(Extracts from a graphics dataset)
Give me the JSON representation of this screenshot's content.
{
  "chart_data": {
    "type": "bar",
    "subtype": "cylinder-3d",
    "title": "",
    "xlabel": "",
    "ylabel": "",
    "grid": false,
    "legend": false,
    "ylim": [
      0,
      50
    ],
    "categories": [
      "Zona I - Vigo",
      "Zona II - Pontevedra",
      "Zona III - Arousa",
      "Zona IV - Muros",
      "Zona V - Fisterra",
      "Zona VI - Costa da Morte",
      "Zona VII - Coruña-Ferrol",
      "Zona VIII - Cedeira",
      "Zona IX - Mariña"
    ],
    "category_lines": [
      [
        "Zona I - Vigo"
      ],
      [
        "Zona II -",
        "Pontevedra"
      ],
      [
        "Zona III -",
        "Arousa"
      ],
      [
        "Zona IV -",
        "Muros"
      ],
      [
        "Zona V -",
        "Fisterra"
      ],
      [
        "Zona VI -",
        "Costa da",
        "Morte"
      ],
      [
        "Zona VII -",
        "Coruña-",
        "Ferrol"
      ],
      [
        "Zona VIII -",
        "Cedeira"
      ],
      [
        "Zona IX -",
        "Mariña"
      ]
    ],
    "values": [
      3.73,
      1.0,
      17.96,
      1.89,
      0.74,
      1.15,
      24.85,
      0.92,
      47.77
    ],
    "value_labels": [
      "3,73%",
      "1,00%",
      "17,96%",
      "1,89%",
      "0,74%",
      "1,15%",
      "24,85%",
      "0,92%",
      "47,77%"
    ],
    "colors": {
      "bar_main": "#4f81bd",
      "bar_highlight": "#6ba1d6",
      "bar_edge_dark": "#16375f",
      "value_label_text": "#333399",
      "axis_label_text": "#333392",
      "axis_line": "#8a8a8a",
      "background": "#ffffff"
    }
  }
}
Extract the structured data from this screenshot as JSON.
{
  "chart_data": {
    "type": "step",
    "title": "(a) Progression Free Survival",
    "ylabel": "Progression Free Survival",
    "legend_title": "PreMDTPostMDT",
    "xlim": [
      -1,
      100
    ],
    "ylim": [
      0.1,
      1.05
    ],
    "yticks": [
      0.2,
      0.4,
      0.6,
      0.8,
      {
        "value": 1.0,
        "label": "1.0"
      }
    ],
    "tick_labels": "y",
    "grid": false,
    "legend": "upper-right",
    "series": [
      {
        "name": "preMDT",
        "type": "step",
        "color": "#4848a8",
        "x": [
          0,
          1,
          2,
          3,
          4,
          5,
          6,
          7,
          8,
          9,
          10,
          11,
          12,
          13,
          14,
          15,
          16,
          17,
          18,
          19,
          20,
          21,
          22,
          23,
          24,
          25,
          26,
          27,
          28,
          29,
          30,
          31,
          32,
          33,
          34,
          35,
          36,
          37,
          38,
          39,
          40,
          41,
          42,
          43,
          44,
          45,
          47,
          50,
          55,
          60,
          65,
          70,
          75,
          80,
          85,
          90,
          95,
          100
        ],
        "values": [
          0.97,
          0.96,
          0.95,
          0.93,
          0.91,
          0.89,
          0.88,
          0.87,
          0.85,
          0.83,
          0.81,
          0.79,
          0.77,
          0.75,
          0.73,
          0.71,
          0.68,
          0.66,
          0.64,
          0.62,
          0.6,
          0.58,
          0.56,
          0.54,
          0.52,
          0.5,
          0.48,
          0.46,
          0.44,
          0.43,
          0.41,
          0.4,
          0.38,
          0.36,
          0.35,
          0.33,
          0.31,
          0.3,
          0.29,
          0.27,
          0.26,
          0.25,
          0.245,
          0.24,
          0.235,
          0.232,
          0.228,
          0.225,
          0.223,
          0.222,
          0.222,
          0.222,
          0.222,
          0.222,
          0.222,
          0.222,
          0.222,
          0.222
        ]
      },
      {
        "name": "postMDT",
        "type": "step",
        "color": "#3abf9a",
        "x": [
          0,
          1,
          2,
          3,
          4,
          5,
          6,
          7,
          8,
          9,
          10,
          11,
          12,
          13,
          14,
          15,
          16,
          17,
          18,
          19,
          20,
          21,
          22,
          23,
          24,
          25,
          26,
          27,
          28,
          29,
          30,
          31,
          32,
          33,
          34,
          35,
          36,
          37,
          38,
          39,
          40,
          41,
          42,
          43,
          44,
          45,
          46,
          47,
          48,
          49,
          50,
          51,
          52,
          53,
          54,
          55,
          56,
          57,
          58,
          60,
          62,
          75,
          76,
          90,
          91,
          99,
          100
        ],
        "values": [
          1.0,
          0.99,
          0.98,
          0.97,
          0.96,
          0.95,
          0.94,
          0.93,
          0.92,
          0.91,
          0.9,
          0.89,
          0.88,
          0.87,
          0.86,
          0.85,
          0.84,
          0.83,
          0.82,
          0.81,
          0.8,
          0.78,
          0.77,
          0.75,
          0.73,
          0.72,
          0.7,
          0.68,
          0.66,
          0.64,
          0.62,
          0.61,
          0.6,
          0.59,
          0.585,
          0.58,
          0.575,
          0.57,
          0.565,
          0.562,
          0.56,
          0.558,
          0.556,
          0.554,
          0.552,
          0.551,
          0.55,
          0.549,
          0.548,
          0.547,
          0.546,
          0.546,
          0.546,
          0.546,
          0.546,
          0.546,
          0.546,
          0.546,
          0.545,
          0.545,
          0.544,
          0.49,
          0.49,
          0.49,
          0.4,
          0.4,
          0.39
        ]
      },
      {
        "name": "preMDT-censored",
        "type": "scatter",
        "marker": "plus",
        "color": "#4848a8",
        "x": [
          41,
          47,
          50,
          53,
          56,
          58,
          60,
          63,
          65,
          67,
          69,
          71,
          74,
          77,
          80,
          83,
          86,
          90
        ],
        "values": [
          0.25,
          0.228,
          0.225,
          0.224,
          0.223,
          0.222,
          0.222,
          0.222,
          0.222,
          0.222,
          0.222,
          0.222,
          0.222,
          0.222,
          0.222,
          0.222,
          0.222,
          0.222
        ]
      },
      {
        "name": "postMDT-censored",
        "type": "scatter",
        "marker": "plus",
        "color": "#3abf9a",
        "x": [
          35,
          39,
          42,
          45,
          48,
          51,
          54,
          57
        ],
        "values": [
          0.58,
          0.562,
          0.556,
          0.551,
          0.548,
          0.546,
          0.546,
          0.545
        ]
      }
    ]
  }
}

Written problem — Copy out all lines from the material above that contain the string "ylabel".

Response to the task —
    "ylabel": "",
    "ylabel": "Progression Free Survival",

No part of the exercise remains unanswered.